Begin

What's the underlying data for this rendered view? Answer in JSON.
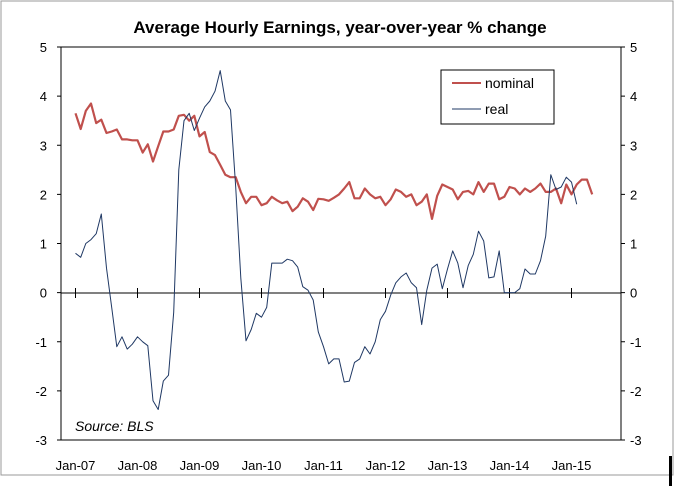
{
  "chart_data": {
    "type": "line",
    "title": "Average Hourly Earnings, year-over-year % change",
    "xlabel": "",
    "ylabel": "",
    "ylim": [
      -3,
      5
    ],
    "y_ticks": [
      "5",
      "4",
      "3",
      "2",
      "1",
      "0",
      "-1",
      "-2",
      "-3"
    ],
    "y_ticks_right": [
      "5",
      "4",
      "3",
      "2",
      "1",
      "0",
      "-1",
      "-2",
      "-3"
    ],
    "x_ticks": [
      "Jan-07",
      "Jan-08",
      "Jan-09",
      "Jan-10",
      "Jan-11",
      "Jan-12",
      "Jan-13",
      "Jan-14",
      "Jan-15"
    ],
    "x_start": "2007-01",
    "legend_position": "top-right",
    "source": "Source: BLS",
    "series": [
      {
        "name": "nominal",
        "color": "#c0504d",
        "values": [
          3.65,
          3.33,
          3.7,
          3.85,
          3.45,
          3.52,
          3.25,
          3.28,
          3.32,
          3.12,
          3.12,
          3.1,
          3.1,
          2.85,
          3.02,
          2.67,
          2.98,
          3.28,
          3.28,
          3.32,
          3.6,
          3.62,
          3.5,
          3.6,
          3.18,
          3.27,
          2.86,
          2.8,
          2.6,
          2.4,
          2.35,
          2.35,
          2.05,
          1.82,
          1.95,
          1.95,
          1.78,
          1.82,
          1.95,
          1.88,
          1.82,
          1.85,
          1.66,
          1.75,
          1.92,
          1.85,
          1.68,
          1.91,
          1.9,
          1.87,
          1.93,
          2.0,
          2.12,
          2.25,
          1.92,
          1.92,
          2.12,
          2.0,
          1.92,
          1.95,
          1.78,
          1.9,
          2.1,
          2.05,
          1.95,
          2.0,
          1.78,
          1.85,
          2.0,
          1.5,
          1.97,
          2.2,
          2.15,
          2.1,
          1.9,
          2.05,
          2.07,
          2.0,
          2.25,
          2.05,
          2.22,
          2.22,
          1.9,
          1.95,
          2.15,
          2.12,
          2.0,
          2.12,
          2.05,
          2.12,
          2.22,
          2.05,
          2.05,
          2.12,
          1.82,
          2.2,
          2.0,
          2.2,
          2.3,
          2.3,
          2.0
        ]
      },
      {
        "name": "real",
        "color": "#1f3864",
        "values": [
          0.8,
          0.72,
          1.0,
          1.08,
          1.2,
          1.6,
          0.5,
          -0.3,
          -1.1,
          -0.9,
          -1.15,
          -1.05,
          -0.9,
          -1.0,
          -1.08,
          -2.2,
          -2.38,
          -1.8,
          -1.68,
          -0.4,
          2.5,
          3.5,
          3.65,
          3.3,
          3.55,
          3.78,
          3.9,
          4.1,
          4.52,
          3.9,
          3.72,
          2.15,
          0.3,
          -0.98,
          -0.75,
          -0.42,
          -0.5,
          -0.3,
          0.6,
          0.6,
          0.6,
          0.68,
          0.65,
          0.52,
          0.12,
          0.05,
          -0.15,
          -0.8,
          -1.1,
          -1.45,
          -1.35,
          -1.35,
          -1.82,
          -1.8,
          -1.42,
          -1.35,
          -1.1,
          -1.25,
          -1.0,
          -0.55,
          -0.38,
          -0.05,
          0.2,
          0.32,
          0.4,
          0.2,
          0.1,
          -0.65,
          0.05,
          0.5,
          0.58,
          0.08,
          0.48,
          0.85,
          0.6,
          0.1,
          0.55,
          0.78,
          1.25,
          1.05,
          0.3,
          0.32,
          0.85,
          0.0,
          0.0,
          0.0,
          0.08,
          0.48,
          0.38,
          0.38,
          0.65,
          1.15,
          2.4,
          2.1,
          2.15,
          2.35,
          2.25,
          1.8
        ]
      }
    ]
  }
}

End

## STATED EXERCISE
The records shown above are to be repeated exactly, with the pictures left out.

## WORKED SOLUTION
What's the underlying data for this rendered view? Answer in JSON.
{
  "chart_data": {
    "type": "line",
    "title": "Average Hourly Earnings, year-over-year % change",
    "xlabel": "",
    "ylabel": "",
    "ylim": [
      -3,
      5
    ],
    "y_ticks": [
      "5",
      "4",
      "3",
      "2",
      "1",
      "0",
      "-1",
      "-2",
      "-3"
    ],
    "y_ticks_right": [
      "5",
      "4",
      "3",
      "2",
      "1",
      "0",
      "-1",
      "-2",
      "-3"
    ],
    "x_ticks": [
      "Jan-07",
      "Jan-08",
      "Jan-09",
      "Jan-10",
      "Jan-11",
      "Jan-12",
      "Jan-13",
      "Jan-14",
      "Jan-15"
    ],
    "x_start": "2007-01",
    "legend_position": "top-right",
    "source": "Source: BLS",
    "series": [
      {
        "name": "nominal",
        "color": "#c0504d",
        "values": [
          3.65,
          3.33,
          3.7,
          3.85,
          3.45,
          3.52,
          3.25,
          3.28,
          3.32,
          3.12,
          3.12,
          3.1,
          3.1,
          2.85,
          3.02,
          2.67,
          2.98,
          3.28,
          3.28,
          3.32,
          3.6,
          3.62,
          3.5,
          3.6,
          3.18,
          3.27,
          2.86,
          2.8,
          2.6,
          2.4,
          2.35,
          2.35,
          2.05,
          1.82,
          1.95,
          1.95,
          1.78,
          1.82,
          1.95,
          1.88,
          1.82,
          1.85,
          1.66,
          1.75,
          1.92,
          1.85,
          1.68,
          1.91,
          1.9,
          1.87,
          1.93,
          2.0,
          2.12,
          2.25,
          1.92,
          1.92,
          2.12,
          2.0,
          1.92,
          1.95,
          1.78,
          1.9,
          2.1,
          2.05,
          1.95,
          2.0,
          1.78,
          1.85,
          2.0,
          1.5,
          1.97,
          2.2,
          2.15,
          2.1,
          1.9,
          2.05,
          2.07,
          2.0,
          2.25,
          2.05,
          2.22,
          2.22,
          1.9,
          1.95,
          2.15,
          2.12,
          2.0,
          2.12,
          2.05,
          2.12,
          2.22,
          2.05,
          2.05,
          2.12,
          1.82,
          2.2,
          2.0,
          2.2,
          2.3,
          2.3,
          2.0
        ]
      },
      {
        "name": "real",
        "color": "#1f3864",
        "values": [
          0.8,
          0.72,
          1.0,
          1.08,
          1.2,
          1.6,
          0.5,
          -0.3,
          -1.1,
          -0.9,
          -1.15,
          -1.05,
          -0.9,
          -1.0,
          -1.08,
          -2.2,
          -2.38,
          -1.8,
          -1.68,
          -0.4,
          2.5,
          3.5,
          3.65,
          3.3,
          3.55,
          3.78,
          3.9,
          4.1,
          4.52,
          3.9,
          3.72,
          2.15,
          0.3,
          -0.98,
          -0.75,
          -0.42,
          -0.5,
          -0.3,
          0.6,
          0.6,
          0.6,
          0.68,
          0.65,
          0.52,
          0.12,
          0.05,
          -0.15,
          -0.8,
          -1.1,
          -1.45,
          -1.35,
          -1.35,
          -1.82,
          -1.8,
          -1.42,
          -1.35,
          -1.1,
          -1.25,
          -1.0,
          -0.55,
          -0.38,
          -0.05,
          0.2,
          0.32,
          0.4,
          0.2,
          0.1,
          -0.65,
          0.05,
          0.5,
          0.58,
          0.08,
          0.48,
          0.85,
          0.6,
          0.1,
          0.55,
          0.78,
          1.25,
          1.05,
          0.3,
          0.32,
          0.85,
          0.0,
          0.0,
          0.0,
          0.08,
          0.48,
          0.38,
          0.38,
          0.65,
          1.15,
          2.4,
          2.1,
          2.15,
          2.35,
          2.25,
          1.8
        ]
      }
    ]
  }
}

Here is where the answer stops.